[Problem description] Verbatim output of all the material below is required.

[Data shown]
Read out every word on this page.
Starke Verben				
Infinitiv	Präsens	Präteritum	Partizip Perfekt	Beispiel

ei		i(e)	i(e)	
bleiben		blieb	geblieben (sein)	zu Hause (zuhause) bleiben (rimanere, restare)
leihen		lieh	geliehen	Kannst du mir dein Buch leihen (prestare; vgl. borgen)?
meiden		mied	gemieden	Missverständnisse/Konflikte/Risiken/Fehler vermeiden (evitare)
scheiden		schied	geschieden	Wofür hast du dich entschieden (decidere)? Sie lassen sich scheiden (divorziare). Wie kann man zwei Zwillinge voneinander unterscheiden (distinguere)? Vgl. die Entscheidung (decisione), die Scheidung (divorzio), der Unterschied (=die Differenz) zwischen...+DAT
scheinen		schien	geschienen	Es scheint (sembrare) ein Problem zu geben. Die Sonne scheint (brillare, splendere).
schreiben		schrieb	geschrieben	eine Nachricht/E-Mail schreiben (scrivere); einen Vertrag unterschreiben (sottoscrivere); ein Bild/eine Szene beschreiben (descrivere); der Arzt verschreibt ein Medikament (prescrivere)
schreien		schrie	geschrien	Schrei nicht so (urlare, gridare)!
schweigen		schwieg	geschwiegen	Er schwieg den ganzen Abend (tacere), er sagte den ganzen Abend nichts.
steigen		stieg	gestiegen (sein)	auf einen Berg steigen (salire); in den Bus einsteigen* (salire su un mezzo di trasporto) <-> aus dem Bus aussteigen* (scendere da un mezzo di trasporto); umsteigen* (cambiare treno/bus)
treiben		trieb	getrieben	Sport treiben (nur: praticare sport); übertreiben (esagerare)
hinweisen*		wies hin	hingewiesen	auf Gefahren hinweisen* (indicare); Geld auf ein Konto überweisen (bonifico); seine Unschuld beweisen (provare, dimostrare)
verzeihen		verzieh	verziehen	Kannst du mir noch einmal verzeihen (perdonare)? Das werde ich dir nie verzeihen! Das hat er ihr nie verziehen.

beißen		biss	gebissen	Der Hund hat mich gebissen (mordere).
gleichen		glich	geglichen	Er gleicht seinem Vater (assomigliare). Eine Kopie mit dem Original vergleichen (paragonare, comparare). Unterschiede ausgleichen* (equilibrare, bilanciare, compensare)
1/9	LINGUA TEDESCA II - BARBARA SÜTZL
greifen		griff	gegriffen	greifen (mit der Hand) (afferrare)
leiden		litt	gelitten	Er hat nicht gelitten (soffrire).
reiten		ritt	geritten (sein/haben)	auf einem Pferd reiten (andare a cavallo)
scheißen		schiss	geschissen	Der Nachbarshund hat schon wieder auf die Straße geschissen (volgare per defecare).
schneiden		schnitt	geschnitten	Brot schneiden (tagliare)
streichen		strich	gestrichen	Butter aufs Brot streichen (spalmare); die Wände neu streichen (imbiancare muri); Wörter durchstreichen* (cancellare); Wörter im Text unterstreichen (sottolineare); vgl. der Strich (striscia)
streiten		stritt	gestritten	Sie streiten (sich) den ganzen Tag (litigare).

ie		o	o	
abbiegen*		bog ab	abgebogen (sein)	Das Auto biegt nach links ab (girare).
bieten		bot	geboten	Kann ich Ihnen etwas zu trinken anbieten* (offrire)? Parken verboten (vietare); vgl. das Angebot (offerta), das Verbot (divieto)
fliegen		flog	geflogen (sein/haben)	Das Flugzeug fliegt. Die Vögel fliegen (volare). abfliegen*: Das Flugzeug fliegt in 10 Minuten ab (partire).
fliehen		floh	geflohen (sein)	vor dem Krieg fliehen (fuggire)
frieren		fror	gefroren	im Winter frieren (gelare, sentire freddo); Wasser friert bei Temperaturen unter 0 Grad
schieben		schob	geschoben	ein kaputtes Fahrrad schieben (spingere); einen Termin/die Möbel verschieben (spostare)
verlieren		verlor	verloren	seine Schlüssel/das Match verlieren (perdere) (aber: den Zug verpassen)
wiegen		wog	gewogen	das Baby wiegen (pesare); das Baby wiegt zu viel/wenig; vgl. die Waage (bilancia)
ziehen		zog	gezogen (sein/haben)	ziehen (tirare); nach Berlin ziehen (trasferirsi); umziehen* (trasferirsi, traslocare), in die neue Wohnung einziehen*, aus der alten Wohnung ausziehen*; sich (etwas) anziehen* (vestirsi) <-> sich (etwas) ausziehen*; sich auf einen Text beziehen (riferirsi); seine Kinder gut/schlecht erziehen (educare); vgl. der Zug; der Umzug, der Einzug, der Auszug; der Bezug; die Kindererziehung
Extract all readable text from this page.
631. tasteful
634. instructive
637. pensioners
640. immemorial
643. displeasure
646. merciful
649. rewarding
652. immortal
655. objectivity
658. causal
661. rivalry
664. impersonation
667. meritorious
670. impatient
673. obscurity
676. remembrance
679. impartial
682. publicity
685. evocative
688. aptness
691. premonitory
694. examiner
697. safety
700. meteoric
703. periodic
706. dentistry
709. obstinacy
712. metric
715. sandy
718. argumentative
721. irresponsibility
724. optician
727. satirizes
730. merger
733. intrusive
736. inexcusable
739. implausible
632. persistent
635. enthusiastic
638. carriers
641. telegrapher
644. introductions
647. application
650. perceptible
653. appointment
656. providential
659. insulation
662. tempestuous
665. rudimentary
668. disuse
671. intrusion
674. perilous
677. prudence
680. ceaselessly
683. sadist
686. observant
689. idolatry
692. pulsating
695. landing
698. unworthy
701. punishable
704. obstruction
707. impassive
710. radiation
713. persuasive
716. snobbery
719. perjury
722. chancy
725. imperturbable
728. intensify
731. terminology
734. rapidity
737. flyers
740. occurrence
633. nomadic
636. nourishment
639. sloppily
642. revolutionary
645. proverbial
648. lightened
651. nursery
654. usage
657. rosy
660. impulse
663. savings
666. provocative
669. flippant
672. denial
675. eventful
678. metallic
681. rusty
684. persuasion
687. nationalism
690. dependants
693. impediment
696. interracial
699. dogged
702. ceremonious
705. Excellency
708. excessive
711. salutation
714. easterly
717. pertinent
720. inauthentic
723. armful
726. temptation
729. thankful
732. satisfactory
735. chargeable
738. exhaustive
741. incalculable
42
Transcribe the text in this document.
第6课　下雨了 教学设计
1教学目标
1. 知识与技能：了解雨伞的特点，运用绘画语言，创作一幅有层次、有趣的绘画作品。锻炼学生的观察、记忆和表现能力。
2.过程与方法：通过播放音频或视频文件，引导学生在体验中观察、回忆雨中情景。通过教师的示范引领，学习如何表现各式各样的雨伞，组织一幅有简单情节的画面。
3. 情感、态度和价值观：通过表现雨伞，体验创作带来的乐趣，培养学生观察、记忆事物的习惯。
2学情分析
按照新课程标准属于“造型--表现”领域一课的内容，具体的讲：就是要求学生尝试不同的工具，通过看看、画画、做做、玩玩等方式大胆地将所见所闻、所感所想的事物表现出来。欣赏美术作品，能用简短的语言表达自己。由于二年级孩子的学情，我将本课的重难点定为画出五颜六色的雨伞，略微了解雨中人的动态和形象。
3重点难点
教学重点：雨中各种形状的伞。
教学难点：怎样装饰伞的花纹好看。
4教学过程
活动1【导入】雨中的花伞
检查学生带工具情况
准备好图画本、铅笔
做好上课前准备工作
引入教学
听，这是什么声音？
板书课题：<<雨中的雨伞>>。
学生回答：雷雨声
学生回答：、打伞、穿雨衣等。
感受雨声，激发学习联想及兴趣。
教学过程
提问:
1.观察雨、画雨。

[Task answer]
Read out every word on this page.
Starke Verben				
Infinitiv	Präsens	Präteritum	Partizip Perfekt	Beispiel

ei		i(e)	i(e)	
bleiben		blieb	geblieben (sein)	zu Hause (zuhause) bleiben (rimanere, restare)
leihen		lieh	geliehen	Kannst du mir dein Buch leihen (prestare; vgl. borgen)?
meiden		mied	gemieden	Missverständnisse/Konflikte/Risiken/Fehler vermeiden (evitare)
scheiden		schied	geschieden	Wofür hast du dich entschieden (decidere)? Sie lassen sich scheiden (divorziare). Wie kann man zwei Zwillinge voneinander unterscheiden (distinguere)? Vgl. die Entscheidung (decisione), die Scheidung (divorzio), der Unterschied (=die Differenz) zwischen...+DAT
scheinen		schien	geschienen	Es scheint (sembrare) ein Problem zu geben. Die Sonne scheint (brillare, splendere).
schreiben		schrieb	geschrieben	eine Nachricht/E-Mail schreiben (scrivere); einen Vertrag unterschreiben (sottoscrivere); ein Bild/eine Szene beschreiben (descrivere); der Arzt verschreibt ein Medikament (prescrivere)
schreien		schrie	geschrien	Schrei nicht so (urlare, gridare)!
schweigen		schwieg	geschwiegen	Er schwieg den ganzen Abend (tacere), er sagte den ganzen Abend nichts.
steigen		stieg	gestiegen (sein)	auf einen Berg steigen (salire); in den Bus einsteigen* (salire su un mezzo di trasporto) <-> aus dem Bus aussteigen* (scendere da un mezzo di trasporto); umsteigen* (cambiare treno/bus)
treiben		trieb	getrieben	Sport treiben (nur: praticare sport); übertreiben (esagerare)
hinweisen*		wies hin	hingewiesen	auf Gefahren hinweisen* (indicare); Geld auf ein Konto überweisen (bonifico); seine Unschuld beweisen (provare, dimostrare)
verzeihen		verzieh	verziehen	Kannst du mir noch einmal verzeihen (perdonare)? Das werde ich dir nie verzeihen! Das hat er ihr nie verziehen.

beißen		biss	gebissen	Der Hund hat mich gebissen (mordere).
gleichen		glich	geglichen	Er gleicht seinem Vater (assomigliare). Eine Kopie mit dem Original vergleichen (paragonare, comparare). Unterschiede ausgleichen* (equilibrare, bilanciare, compensare)
1/9	LINGUA TEDESCA II - BARBARA SÜTZL
greifen		griff	gegriffen	greifen (mit der Hand) (afferrare)
leiden		litt	gelitten	Er hat nicht gelitten (soffrire).
reiten		ritt	geritten (sein/haben)	auf einem Pferd reiten (andare a cavallo)
scheißen		schiss	geschissen	Der Nachbarshund hat schon wieder auf die Straße geschissen (volgare per defecare).
schneiden		schnitt	geschnitten	Brot schneiden (tagliare)
streichen		strich	gestrichen	Butter aufs Brot streichen (spalmare); die Wände neu streichen (imbiancare muri); Wörter durchstreichen* (cancellare); Wörter im Text unterstreichen (sottolineare); vgl. der Strich (striscia)
streiten		stritt	gestritten	Sie streiten (sich) den ganzen Tag (litigare).

ie		o	o	
abbiegen*		bog ab	abgebogen (sein)	Das Auto biegt nach links ab (girare).
bieten		bot	geboten	Kann ich Ihnen etwas zu trinken anbieten* (offrire)? Parken verboten (vietare); vgl. das Angebot (offerta), das Verbot (divieto)
fliegen		flog	geflogen (sein/haben)	Das Flugzeug fliegt. Die Vögel fliegen (volare). abfliegen*: Das Flugzeug fliegt in 10 Minuten ab (partire).
fliehen		floh	geflohen (sein)	vor dem Krieg fliehen (fuggire)
frieren		fror	gefroren	im Winter frieren (gelare, sentire freddo); Wasser friert bei Temperaturen unter 0 Grad
schieben		schob	geschoben	ein kaputtes Fahrrad schieben (spingere); einen Termin/die Möbel verschieben (spostare)
verlieren		verlor	verloren	seine Schlüssel/das Match verlieren (perdere) (aber: den Zug verpassen)
wiegen		wog	gewogen	das Baby wiegen (pesare); das Baby wiegt zu viel/wenig; vgl. die Waage (bilancia)
ziehen		zog	gezogen (sein/haben)	ziehen (tirare); nach Berlin ziehen (trasferirsi); umziehen* (trasferirsi, traslocare), in die neue Wohnung einziehen*, aus der alten Wohnung ausziehen*; sich (etwas) anziehen* (vestirsi) <-> sich (etwas) ausziehen*; sich auf einen Text beziehen (riferirsi); seine Kinder gut/schlecht erziehen (educare); vgl. der Zug; der Umzug, der Einzug, der Auszug; der Bezug; die Kindererziehung
Extract all readable text from this page.
631. tasteful
634. instructive
637. pensioners
640. immemorial
643. displeasure
646. merciful
649. rewarding
652. immortal
655. objectivity
658. causal
661. rivalry
664. impersonation
667. meritorious
670. impatient
673. obscurity
676. remembrance
679. impartial
682. publicity
685. evocative
688. aptness
691. premonitory
694. examiner
697. safety
700. meteoric
703. periodic
706. dentistry
709. obstinacy
712. metric
715. sandy
718. argumentative
721. irresponsibility
724. optician
727. satirizes
730. merger
733. intrusive
736. inexcusable
739. implausible
632. persistent
635. enthusiastic
638. carriers
641. telegrapher
644. introductions
647. application
650. perceptible
653. appointment
656. providential
659. insulation
662. tempestuous
665. rudimentary
668. disuse
671. intrusion
674. perilous
677. prudence
680. ceaselessly
683. sadist
686. observant
689. idolatry
692. pulsating
695. landing
698. unworthy
701. punishable
704. obstruction
707. impassive
710. radiation
713. persuasive
716. snobbery
719. perjury
722. chancy
725. imperturbable
728. intensify
731. terminology
734. rapidity
737. flyers
740. occurrence
633. nomadic
636. nourishment
639. sloppily
642. revolutionary
645. proverbial
648. lightened
651. nursery
654. usage
657. rosy
660. impulse
663. savings
666. provocative
669. flippant
672. denial
675. eventful
678. metallic
681. rusty
684. persuasion
687. nationalism
690. dependants
693. impediment
696. interracial
699. dogged
702. ceremonious
705. Excellency
708. excessive
711. salutation
714. easterly
717. pertinent
720. inauthentic
723. armful
726. temptation
729. thankful
732. satisfactory
735. chargeable
738. exhaustive
741. incalculable
42
Transcribe the text in this document.
第6课　下雨了 教学设计
1教学目标
1. 知识与技能：了解雨伞的特点，运用绘画语言，创作一幅有层次、有趣的绘画作品。锻炼学生的观察、记忆和表现能力。
2.过程与方法：通过播放音频或视频文件，引导学生在体验中观察、回忆雨中情景。通过教师的示范引领，学习如何表现各式各样的雨伞，组织一幅有简单情节的画面。
3. 情感、态度和价值观：通过表现雨伞，体验创作带来的乐趣，培养学生观察、记忆事物的习惯。
2学情分析
按照新课程标准属于“造型--表现”领域一课的内容，具体的讲：就是要求学生尝试不同的工具，通过看看、画画、做做、玩玩等方式大胆地将所见所闻、所感所想的事物表现出来。欣赏美术作品，能用简短的语言表达自己。由于二年级孩子的学情，我将本课的重难点定为画出五颜六色的雨伞，略微了解雨中人的动态和形象。
3重点难点
教学重点：雨中各种形状的伞。
教学难点：怎样装饰伞的花纹好看。
4教学过程
活动1【导入】雨中的花伞
检查学生带工具情况
准备好图画本、铅笔
做好上课前准备工作
引入教学
听，这是什么声音？
板书课题：<<雨中的雨伞>>。
学生回答：雷雨声
学生回答：、打伞、穿雨衣等。
感受雨声，激发学习联想及兴趣。
教学过程
提问:
1.观察雨、画雨。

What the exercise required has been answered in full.